::: Records shown :::

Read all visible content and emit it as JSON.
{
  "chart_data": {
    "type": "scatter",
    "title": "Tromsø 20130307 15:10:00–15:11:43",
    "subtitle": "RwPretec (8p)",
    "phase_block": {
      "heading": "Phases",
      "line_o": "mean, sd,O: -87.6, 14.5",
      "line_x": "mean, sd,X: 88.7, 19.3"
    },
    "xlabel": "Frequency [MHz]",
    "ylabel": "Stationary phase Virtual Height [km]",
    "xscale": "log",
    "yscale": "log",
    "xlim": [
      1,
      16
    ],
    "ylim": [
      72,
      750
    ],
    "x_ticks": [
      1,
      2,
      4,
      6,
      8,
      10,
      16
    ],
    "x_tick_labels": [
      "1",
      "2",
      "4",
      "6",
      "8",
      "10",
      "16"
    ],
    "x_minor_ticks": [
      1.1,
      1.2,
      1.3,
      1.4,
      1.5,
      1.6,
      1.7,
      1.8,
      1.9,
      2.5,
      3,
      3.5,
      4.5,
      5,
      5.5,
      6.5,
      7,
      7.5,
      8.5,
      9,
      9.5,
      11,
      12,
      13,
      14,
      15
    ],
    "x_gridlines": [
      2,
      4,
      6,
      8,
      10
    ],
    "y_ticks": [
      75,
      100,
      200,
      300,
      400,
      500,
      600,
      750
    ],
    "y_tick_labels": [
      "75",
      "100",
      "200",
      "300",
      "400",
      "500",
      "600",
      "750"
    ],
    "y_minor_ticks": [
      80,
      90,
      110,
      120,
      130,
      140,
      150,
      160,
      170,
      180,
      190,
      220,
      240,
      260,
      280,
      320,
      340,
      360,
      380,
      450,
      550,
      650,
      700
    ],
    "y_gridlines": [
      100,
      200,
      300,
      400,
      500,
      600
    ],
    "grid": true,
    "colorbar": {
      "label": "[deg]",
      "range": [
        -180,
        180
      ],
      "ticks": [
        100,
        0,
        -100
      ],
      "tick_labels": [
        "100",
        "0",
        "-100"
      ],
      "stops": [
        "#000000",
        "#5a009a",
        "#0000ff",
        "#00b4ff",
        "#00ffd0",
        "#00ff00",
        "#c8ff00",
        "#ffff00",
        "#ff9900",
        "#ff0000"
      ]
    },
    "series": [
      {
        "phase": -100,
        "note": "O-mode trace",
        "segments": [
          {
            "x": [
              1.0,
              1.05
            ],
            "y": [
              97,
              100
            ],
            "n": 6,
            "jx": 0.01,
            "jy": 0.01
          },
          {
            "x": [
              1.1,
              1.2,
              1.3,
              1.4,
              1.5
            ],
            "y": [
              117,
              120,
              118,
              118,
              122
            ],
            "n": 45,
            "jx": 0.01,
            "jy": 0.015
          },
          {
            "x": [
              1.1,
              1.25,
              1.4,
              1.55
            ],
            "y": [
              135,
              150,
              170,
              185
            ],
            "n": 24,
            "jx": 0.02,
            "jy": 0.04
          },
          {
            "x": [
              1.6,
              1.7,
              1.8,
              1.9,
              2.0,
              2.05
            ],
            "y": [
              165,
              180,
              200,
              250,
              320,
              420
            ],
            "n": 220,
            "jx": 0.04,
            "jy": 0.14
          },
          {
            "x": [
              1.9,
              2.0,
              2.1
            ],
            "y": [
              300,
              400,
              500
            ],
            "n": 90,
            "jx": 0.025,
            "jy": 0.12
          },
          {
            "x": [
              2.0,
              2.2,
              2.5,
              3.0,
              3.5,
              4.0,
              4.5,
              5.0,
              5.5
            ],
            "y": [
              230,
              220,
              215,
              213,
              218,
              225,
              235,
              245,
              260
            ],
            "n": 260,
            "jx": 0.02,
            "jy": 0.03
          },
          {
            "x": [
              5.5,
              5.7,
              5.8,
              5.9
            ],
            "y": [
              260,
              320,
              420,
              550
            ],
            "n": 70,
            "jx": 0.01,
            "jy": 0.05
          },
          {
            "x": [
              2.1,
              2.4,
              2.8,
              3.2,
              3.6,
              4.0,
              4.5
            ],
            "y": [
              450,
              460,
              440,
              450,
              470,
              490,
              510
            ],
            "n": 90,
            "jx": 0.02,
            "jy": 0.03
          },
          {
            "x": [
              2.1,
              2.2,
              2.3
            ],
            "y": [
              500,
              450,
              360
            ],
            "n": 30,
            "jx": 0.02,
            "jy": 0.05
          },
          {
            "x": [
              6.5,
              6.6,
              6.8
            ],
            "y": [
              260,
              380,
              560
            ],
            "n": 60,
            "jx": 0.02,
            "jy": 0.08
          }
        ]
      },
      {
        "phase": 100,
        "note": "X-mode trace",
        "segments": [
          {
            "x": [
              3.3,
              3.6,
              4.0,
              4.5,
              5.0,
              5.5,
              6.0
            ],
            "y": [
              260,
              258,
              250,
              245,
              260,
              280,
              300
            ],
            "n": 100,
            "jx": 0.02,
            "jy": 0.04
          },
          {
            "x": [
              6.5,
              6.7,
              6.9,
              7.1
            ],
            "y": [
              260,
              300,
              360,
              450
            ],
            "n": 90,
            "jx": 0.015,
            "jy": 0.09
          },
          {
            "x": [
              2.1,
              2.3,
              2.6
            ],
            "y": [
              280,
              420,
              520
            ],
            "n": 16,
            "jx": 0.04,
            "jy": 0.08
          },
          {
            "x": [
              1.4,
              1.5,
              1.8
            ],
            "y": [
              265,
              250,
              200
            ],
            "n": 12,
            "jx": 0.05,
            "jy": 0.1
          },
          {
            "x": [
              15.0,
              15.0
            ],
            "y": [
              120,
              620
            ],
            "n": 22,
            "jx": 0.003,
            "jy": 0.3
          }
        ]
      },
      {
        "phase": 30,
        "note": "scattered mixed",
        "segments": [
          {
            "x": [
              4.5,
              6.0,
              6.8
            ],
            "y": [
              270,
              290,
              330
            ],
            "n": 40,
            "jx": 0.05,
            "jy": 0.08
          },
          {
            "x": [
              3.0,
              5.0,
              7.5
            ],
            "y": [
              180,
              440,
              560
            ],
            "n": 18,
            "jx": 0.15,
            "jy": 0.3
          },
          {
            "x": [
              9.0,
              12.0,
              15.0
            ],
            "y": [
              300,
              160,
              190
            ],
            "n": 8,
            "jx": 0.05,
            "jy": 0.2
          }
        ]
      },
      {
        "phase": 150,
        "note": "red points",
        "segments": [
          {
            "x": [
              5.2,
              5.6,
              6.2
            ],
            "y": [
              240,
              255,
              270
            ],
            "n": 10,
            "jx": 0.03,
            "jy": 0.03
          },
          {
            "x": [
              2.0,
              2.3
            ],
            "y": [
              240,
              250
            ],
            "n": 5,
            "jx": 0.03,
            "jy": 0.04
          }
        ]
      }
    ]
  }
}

:::

● **Objective**
Go through the listing and print each line exactly as it appears.

● **Result of this exercise**
Read all visible content and emit it as JSON.
{
  "chart_data": {
    "type": "scatter",
    "title": "Tromsø 20130307 15:10:00–15:11:43",
    "subtitle": "RwPretec (8p)",
    "phase_block": {
      "heading": "Phases",
      "line_o": "mean, sd,O: -87.6, 14.5",
      "line_x": "mean, sd,X: 88.7, 19.3"
    },
    "xlabel": "Frequency [MHz]",
    "ylabel": "Stationary phase Virtual Height [km]",
    "xscale": "log",
    "yscale": "log",
    "xlim": [
      1,
      16
    ],
    "ylim": [
      72,
      750
    ],
    "x_ticks": [
      1,
      2,
      4,
      6,
      8,
      10,
      16
    ],
    "x_tick_labels": [
      "1",
      "2",
      "4",
      "6",
      "8",
      "10",
      "16"
    ],
    "x_minor_ticks": [
      1.1,
      1.2,
      1.3,
      1.4,
      1.5,
      1.6,
      1.7,
      1.8,
      1.9,
      2.5,
      3,
      3.5,
      4.5,
      5,
      5.5,
      6.5,
      7,
      7.5,
      8.5,
      9,
      9.5,
      11,
      12,
      13,
      14,
      15
    ],
    "x_gridlines": [
      2,
      4,
      6,
      8,
      10
    ],
    "y_ticks": [
      75,
      100,
      200,
      300,
      400,
      500,
      600,
      750
    ],
    "y_tick_labels": [
      "75",
      "100",
      "200",
      "300",
      "400",
      "500",
      "600",
      "750"
    ],
    "y_minor_ticks": [
      80,
      90,
      110,
      120,
      130,
      140,
      150,
      160,
      170,
      180,
      190,
      220,
      240,
      260,
      280,
      320,
      340,
      360,
      380,
      450,
      550,
      650,
      700
    ],
    "y_gridlines": [
      100,
      200,
      300,
      400,
      500,
      600
    ],
    "grid": true,
    "colorbar": {
      "label": "[deg]",
      "range": [
        -180,
        180
      ],
      "ticks": [
        100,
        0,
        -100
      ],
      "tick_labels": [
        "100",
        "0",
        "-100"
      ],
      "stops": [
        "#000000",
        "#5a009a",
        "#0000ff",
        "#00b4ff",
        "#00ffd0",
        "#00ff00",
        "#c8ff00",
        "#ffff00",
        "#ff9900",
        "#ff0000"
      ]
    },
    "series": [
      {
        "phase": -100,
        "note": "O-mode trace",
        "segments": [
          {
            "x": [
              1.0,
              1.05
            ],
            "y": [
              97,
              100
            ],
            "n": 6,
            "jx": 0.01,
            "jy": 0.01
          },
          {
            "x": [
              1.1,
              1.2,
              1.3,
              1.4,
              1.5
            ],
            "y": [
              117,
              120,
              118,
              118,
              122
            ],
            "n": 45,
            "jx": 0.01,
            "jy": 0.015
          },
          {
            "x": [
              1.1,
              1.25,
              1.4,
              1.55
            ],
            "y": [
              135,
              150,
              170,
              185
            ],
            "n": 24,
            "jx": 0.02,
            "jy": 0.04
          },
          {
            "x": [
              1.6,
              1.7,
              1.8,
              1.9,
              2.0,
              2.05
            ],
            "y": [
              165,
              180,
              200,
              250,
              320,
              420
            ],
            "n": 220,
            "jx": 0.04,
            "jy": 0.14
          },
          {
            "x": [
              1.9,
              2.0,
              2.1
            ],
            "y": [
              300,
              400,
              500
            ],
            "n": 90,
            "jx": 0.025,
            "jy": 0.12
          },
          {
            "x": [
              2.0,
              2.2,
              2.5,
              3.0,
              3.5,
              4.0,
              4.5,
              5.0,
              5.5
            ],
            "y": [
              230,
              220,
              215,
              213,
              218,
              225,
              235,
              245,
              260
            ],
            "n": 260,
            "jx": 0.02,
            "jy": 0.03
          },
          {
            "x": [
              5.5,
              5.7,
              5.8,
              5.9
            ],
            "y": [
              260,
              320,
              420,
              550
            ],
            "n": 70,
            "jx": 0.01,
            "jy": 0.05
          },
          {
            "x": [
              2.1,
              2.4,
              2.8,
              3.2,
              3.6,
              4.0,
              4.5
            ],
            "y": [
              450,
              460,
              440,
              450,
              470,
              490,
              510
            ],
            "n": 90,
            "jx": 0.02,
            "jy": 0.03
          },
          {
            "x": [
              2.1,
              2.2,
              2.3
            ],
            "y": [
              500,
              450,
              360
            ],
            "n": 30,
            "jx": 0.02,
            "jy": 0.05
          },
          {
            "x": [
              6.5,
              6.6,
              6.8
            ],
            "y": [
              260,
              380,
              560
            ],
            "n": 60,
            "jx": 0.02,
            "jy": 0.08
          }
        ]
      },
      {
        "phase": 100,
        "note": "X-mode trace",
        "segments": [
          {
            "x": [
              3.3,
              3.6,
              4.0,
              4.5,
              5.0,
              5.5,
              6.0
            ],
            "y": [
              260,
              258,
              250,
              245,
              260,
              280,
              300
            ],
            "n": 100,
            "jx": 0.02,
            "jy": 0.04
          },
          {
            "x": [
              6.5,
              6.7,
              6.9,
              7.1
            ],
            "y": [
              260,
              300,
              360,
              450
            ],
            "n": 90,
            "jx": 0.015,
            "jy": 0.09
          },
          {
            "x": [
              2.1,
              2.3,
              2.6
            ],
            "y": [
              280,
              420,
              520
            ],
            "n": 16,
            "jx": 0.04,
            "jy": 0.08
          },
          {
            "x": [
              1.4,
              1.5,
              1.8
            ],
            "y": [
              265,
              250,
              200
            ],
            "n": 12,
            "jx": 0.05,
            "jy": 0.1
          },
          {
            "x": [
              15.0,
              15.0
            ],
            "y": [
              120,
              620
            ],
            "n": 22,
            "jx": 0.003,
            "jy": 0.3
          }
        ]
      },
      {
        "phase": 30,
        "note": "scattered mixed",
        "segments": [
          {
            "x": [
              4.5,
              6.0,
              6.8
            ],
            "y": [
              270,
              290,
              330
            ],
            "n": 40,
            "jx": 0.05,
            "jy": 0.08
          },
          {
            "x": [
              3.0,
              5.0,
              7.5
            ],
            "y": [
              180,
              440,
              560
            ],
            "n": 18,
            "jx": 0.15,
            "jy": 0.3
          },
          {
            "x": [
              9.0,
              12.0,
              15.0
            ],
            "y": [
              300,
              160,
              190
            ],
            "n": 8,
            "jx": 0.05,
            "jy": 0.2
          }
        ]
      },
      {
        "phase": 150,
        "note": "red points",
        "segments": [
          {
            "x": [
              5.2,
              5.6,
              6.2
            ],
            "y": [
              240,
              255,
              270
            ],
            "n": 10,
            "jx": 0.03,
            "jy": 0.03
          },
          {
            "x": [
              2.0,
              2.3
            ],
            "y": [
              240,
              250
            ],
            "n": 5,
            "jx": 0.03,
            "jy": 0.04
          }
        ]
      }
    ]
  }
}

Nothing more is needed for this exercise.